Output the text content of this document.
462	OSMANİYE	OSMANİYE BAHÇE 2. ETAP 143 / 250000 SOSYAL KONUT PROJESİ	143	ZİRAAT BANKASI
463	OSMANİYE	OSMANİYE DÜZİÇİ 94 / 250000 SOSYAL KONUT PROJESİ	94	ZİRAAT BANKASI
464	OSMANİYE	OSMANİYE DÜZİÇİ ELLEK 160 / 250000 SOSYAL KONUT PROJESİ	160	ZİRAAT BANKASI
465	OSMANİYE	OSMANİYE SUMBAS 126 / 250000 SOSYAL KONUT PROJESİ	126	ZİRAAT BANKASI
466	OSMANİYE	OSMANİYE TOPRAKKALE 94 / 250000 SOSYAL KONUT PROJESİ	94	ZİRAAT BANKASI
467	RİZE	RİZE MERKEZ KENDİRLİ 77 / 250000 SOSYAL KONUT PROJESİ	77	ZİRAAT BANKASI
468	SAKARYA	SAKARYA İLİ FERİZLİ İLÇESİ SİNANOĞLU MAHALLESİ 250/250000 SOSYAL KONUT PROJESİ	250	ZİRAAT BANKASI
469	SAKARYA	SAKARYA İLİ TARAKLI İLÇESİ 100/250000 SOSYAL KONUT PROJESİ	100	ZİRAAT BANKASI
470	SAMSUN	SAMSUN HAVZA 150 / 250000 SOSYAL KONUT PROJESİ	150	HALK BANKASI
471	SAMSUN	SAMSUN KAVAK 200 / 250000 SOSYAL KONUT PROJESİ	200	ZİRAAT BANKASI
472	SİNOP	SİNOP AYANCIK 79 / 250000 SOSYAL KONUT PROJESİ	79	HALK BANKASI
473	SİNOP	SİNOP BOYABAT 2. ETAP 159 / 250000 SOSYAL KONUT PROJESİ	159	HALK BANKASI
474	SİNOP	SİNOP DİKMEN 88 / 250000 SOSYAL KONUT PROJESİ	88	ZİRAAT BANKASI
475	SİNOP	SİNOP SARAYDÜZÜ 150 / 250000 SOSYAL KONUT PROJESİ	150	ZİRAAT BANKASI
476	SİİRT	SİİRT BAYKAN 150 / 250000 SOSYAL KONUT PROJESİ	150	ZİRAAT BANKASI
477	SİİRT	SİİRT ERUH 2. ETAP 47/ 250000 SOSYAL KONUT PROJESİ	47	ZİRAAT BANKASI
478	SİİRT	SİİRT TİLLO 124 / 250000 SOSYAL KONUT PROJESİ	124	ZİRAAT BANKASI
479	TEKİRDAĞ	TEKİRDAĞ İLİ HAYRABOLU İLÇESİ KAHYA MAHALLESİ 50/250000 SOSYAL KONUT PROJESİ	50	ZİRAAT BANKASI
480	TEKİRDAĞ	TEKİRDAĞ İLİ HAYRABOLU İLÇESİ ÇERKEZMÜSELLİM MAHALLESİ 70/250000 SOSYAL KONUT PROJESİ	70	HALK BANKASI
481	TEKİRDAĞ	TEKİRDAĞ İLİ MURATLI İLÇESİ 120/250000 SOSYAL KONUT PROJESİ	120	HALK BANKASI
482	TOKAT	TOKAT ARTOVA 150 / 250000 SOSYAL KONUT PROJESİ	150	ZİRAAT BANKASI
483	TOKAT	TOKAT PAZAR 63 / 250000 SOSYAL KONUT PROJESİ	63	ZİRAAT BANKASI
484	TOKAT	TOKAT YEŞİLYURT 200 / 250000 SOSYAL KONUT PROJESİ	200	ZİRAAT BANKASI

Work required
Reproduce the material above exactly; please quote every line of it.

Solution to this exercise
Output the text content of this document.
462	OSMANİYE	OSMANİYE BAHÇE 2. ETAP 143 / 250000 SOSYAL KONUT PROJESİ	143	ZİRAAT BANKASI
463	OSMANİYE	OSMANİYE DÜZİÇİ 94 / 250000 SOSYAL KONUT PROJESİ	94	ZİRAAT BANKASI
464	OSMANİYE	OSMANİYE DÜZİÇİ ELLEK 160 / 250000 SOSYAL KONUT PROJESİ	160	ZİRAAT BANKASI
465	OSMANİYE	OSMANİYE SUMBAS 126 / 250000 SOSYAL KONUT PROJESİ	126	ZİRAAT BANKASI
466	OSMANİYE	OSMANİYE TOPRAKKALE 94 / 250000 SOSYAL KONUT PROJESİ	94	ZİRAAT BANKASI
467	RİZE	RİZE MERKEZ KENDİRLİ 77 / 250000 SOSYAL KONUT PROJESİ	77	ZİRAAT BANKASI
468	SAKARYA	SAKARYA İLİ FERİZLİ İLÇESİ SİNANOĞLU MAHALLESİ 250/250000 SOSYAL KONUT PROJESİ	250	ZİRAAT BANKASI
469	SAKARYA	SAKARYA İLİ TARAKLI İLÇESİ 100/250000 SOSYAL KONUT PROJESİ	100	ZİRAAT BANKASI
470	SAMSUN	SAMSUN HAVZA 150 / 250000 SOSYAL KONUT PROJESİ	150	HALK BANKASI
471	SAMSUN	SAMSUN KAVAK 200 / 250000 SOSYAL KONUT PROJESİ	200	ZİRAAT BANKASI
472	SİNOP	SİNOP AYANCIK 79 / 250000 SOSYAL KONUT PROJESİ	79	HALK BANKASI
473	SİNOP	SİNOP BOYABAT 2. ETAP 159 / 250000 SOSYAL KONUT PROJESİ	159	HALK BANKASI
474	SİNOP	SİNOP DİKMEN 88 / 250000 SOSYAL KONUT PROJESİ	88	ZİRAAT BANKASI
475	SİNOP	SİNOP SARAYDÜZÜ 150 / 250000 SOSYAL KONUT PROJESİ	150	ZİRAAT BANKASI
476	SİİRT	SİİRT BAYKAN 150 / 250000 SOSYAL KONUT PROJESİ	150	ZİRAAT BANKASI
477	SİİRT	SİİRT ERUH 2. ETAP 47/ 250000 SOSYAL KONUT PROJESİ	47	ZİRAAT BANKASI
478	SİİRT	SİİRT TİLLO 124 / 250000 SOSYAL KONUT PROJESİ	124	ZİRAAT BANKASI
479	TEKİRDAĞ	TEKİRDAĞ İLİ HAYRABOLU İLÇESİ KAHYA MAHALLESİ 50/250000 SOSYAL KONUT PROJESİ	50	ZİRAAT BANKASI
480	TEKİRDAĞ	TEKİRDAĞ İLİ HAYRABOLU İLÇESİ ÇERKEZMÜSELLİM MAHALLESİ 70/250000 SOSYAL KONUT PROJESİ	70	HALK BANKASI
481	TEKİRDAĞ	TEKİRDAĞ İLİ MURATLI İLÇESİ 120/250000 SOSYAL KONUT PROJESİ	120	HALK BANKASI
482	TOKAT	TOKAT ARTOVA 150 / 250000 SOSYAL KONUT PROJESİ	150	ZİRAAT BANKASI
483	TOKAT	TOKAT PAZAR 63 / 250000 SOSYAL KONUT PROJESİ	63	ZİRAAT BANKASI
484	TOKAT	TOKAT YEŞİLYURT 200 / 250000 SOSYAL KONUT PROJESİ	200	ZİRAAT BANKASI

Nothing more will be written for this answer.